Brief
Only the number is needed: how many lines contain the word "Value"?

Information provided
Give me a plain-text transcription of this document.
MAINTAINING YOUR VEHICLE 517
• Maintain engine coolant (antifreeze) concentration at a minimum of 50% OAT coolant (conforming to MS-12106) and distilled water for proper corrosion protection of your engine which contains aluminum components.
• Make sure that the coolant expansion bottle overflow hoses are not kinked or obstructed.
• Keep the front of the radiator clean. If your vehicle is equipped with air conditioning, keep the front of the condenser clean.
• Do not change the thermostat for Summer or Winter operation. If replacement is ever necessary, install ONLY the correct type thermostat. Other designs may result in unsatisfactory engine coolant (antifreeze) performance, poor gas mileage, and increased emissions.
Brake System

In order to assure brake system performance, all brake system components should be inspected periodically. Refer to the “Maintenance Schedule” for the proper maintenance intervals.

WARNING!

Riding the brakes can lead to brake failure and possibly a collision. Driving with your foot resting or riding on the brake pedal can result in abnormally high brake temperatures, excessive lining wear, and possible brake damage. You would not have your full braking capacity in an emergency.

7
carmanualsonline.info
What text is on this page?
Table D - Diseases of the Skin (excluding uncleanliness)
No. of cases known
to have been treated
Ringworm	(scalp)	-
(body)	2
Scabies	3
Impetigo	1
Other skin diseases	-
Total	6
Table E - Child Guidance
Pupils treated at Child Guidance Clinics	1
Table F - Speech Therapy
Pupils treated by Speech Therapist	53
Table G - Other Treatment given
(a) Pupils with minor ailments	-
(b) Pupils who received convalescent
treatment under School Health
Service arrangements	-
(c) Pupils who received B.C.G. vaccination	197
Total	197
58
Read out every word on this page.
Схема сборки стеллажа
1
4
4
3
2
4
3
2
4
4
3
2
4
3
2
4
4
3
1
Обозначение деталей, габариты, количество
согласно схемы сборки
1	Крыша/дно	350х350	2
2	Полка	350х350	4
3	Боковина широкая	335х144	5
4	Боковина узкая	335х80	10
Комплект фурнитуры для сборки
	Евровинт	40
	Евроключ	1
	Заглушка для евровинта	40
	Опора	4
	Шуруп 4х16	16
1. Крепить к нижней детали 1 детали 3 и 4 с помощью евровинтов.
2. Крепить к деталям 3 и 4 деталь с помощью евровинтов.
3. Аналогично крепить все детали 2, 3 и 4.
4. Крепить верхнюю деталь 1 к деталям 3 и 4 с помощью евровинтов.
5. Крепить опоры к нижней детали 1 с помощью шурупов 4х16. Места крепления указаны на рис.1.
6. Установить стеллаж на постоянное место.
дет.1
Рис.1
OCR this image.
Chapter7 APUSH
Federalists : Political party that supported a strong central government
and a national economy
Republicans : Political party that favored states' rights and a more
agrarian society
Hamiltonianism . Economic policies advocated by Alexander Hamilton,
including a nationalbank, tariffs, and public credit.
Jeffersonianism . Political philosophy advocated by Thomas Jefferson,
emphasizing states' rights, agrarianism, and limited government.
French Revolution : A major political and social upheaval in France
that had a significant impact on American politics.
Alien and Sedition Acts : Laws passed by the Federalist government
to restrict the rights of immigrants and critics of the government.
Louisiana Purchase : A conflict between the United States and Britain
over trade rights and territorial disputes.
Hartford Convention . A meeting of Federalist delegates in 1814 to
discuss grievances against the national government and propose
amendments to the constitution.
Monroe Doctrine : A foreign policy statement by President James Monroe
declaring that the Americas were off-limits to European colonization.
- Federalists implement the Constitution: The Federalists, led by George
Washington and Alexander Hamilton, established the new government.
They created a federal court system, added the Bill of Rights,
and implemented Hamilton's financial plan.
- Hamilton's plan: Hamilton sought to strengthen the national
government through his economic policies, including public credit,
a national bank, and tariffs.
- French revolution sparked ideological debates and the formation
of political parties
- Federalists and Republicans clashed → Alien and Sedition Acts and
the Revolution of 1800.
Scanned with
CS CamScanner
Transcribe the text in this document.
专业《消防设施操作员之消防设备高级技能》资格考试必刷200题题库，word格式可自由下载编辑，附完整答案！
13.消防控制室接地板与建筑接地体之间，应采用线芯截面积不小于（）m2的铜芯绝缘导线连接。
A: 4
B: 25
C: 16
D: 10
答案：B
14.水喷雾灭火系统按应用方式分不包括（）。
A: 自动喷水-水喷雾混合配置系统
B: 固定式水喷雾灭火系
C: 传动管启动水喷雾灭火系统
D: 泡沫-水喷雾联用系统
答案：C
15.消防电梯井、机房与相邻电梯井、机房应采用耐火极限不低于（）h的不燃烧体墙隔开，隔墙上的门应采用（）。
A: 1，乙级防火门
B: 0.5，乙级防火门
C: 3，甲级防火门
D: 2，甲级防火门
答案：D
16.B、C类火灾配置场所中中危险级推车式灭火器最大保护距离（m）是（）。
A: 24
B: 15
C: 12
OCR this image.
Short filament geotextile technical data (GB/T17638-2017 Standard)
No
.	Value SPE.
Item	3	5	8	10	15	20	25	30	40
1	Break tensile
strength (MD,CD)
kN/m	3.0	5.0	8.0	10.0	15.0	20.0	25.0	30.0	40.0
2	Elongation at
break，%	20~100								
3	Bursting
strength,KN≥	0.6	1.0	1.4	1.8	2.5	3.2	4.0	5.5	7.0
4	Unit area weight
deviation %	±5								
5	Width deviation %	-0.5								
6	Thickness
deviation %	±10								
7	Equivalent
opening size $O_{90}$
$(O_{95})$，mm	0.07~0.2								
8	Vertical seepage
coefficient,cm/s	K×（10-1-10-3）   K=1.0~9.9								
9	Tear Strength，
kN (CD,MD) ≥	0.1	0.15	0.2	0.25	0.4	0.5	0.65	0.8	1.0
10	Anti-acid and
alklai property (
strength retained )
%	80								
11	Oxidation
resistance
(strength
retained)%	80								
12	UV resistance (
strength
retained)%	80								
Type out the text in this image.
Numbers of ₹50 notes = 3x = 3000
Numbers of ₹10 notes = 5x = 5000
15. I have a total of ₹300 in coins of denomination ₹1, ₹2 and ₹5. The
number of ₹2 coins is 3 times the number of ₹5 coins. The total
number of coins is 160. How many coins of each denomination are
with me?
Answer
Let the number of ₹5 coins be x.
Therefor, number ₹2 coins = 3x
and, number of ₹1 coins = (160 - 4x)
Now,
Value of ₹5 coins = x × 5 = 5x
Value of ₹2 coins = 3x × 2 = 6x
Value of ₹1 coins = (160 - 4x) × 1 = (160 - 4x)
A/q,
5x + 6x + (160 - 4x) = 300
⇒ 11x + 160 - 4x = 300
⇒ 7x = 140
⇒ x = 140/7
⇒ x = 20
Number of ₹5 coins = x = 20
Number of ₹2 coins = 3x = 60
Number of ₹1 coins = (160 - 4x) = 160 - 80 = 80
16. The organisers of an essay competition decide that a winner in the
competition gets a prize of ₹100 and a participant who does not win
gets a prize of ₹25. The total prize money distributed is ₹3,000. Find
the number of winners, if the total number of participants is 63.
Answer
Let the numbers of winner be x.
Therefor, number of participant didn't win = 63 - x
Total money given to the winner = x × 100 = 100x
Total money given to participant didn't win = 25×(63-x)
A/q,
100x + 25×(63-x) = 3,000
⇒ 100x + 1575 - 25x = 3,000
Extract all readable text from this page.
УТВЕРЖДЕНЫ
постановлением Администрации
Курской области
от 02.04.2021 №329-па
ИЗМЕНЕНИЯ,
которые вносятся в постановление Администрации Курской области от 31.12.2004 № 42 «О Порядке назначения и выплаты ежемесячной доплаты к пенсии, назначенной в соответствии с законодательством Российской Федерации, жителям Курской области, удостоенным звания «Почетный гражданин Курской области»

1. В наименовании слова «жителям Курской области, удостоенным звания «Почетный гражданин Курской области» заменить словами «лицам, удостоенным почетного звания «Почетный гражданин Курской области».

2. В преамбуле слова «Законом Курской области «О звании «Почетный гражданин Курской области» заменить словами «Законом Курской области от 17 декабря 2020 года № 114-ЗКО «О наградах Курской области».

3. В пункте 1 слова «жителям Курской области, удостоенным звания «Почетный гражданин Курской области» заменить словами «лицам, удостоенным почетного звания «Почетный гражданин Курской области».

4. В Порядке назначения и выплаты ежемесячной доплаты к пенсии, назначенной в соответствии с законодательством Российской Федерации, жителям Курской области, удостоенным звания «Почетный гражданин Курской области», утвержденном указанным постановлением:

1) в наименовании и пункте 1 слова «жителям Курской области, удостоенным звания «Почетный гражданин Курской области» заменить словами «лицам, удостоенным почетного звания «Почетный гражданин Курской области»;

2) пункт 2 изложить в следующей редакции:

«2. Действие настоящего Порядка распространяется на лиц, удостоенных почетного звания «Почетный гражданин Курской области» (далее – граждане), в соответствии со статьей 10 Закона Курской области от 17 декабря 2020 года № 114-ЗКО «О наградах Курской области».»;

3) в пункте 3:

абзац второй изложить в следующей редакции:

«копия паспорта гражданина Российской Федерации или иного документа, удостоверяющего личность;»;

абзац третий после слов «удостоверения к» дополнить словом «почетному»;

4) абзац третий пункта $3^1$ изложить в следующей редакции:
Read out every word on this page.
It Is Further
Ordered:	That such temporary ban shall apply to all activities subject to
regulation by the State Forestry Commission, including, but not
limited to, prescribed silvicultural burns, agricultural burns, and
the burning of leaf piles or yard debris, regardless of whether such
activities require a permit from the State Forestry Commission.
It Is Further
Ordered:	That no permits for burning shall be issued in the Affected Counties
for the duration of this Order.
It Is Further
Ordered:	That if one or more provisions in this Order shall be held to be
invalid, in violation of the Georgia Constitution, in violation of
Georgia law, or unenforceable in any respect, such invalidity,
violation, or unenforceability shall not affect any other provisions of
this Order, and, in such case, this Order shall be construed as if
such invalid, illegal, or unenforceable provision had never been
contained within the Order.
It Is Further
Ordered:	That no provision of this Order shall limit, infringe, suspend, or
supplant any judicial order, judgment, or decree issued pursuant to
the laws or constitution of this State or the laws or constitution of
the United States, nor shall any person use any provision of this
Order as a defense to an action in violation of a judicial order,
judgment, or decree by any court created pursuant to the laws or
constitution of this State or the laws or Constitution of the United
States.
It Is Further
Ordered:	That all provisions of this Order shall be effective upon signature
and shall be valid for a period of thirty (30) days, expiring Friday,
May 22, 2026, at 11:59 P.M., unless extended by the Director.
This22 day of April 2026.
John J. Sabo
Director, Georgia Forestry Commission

Solution to the exercise
4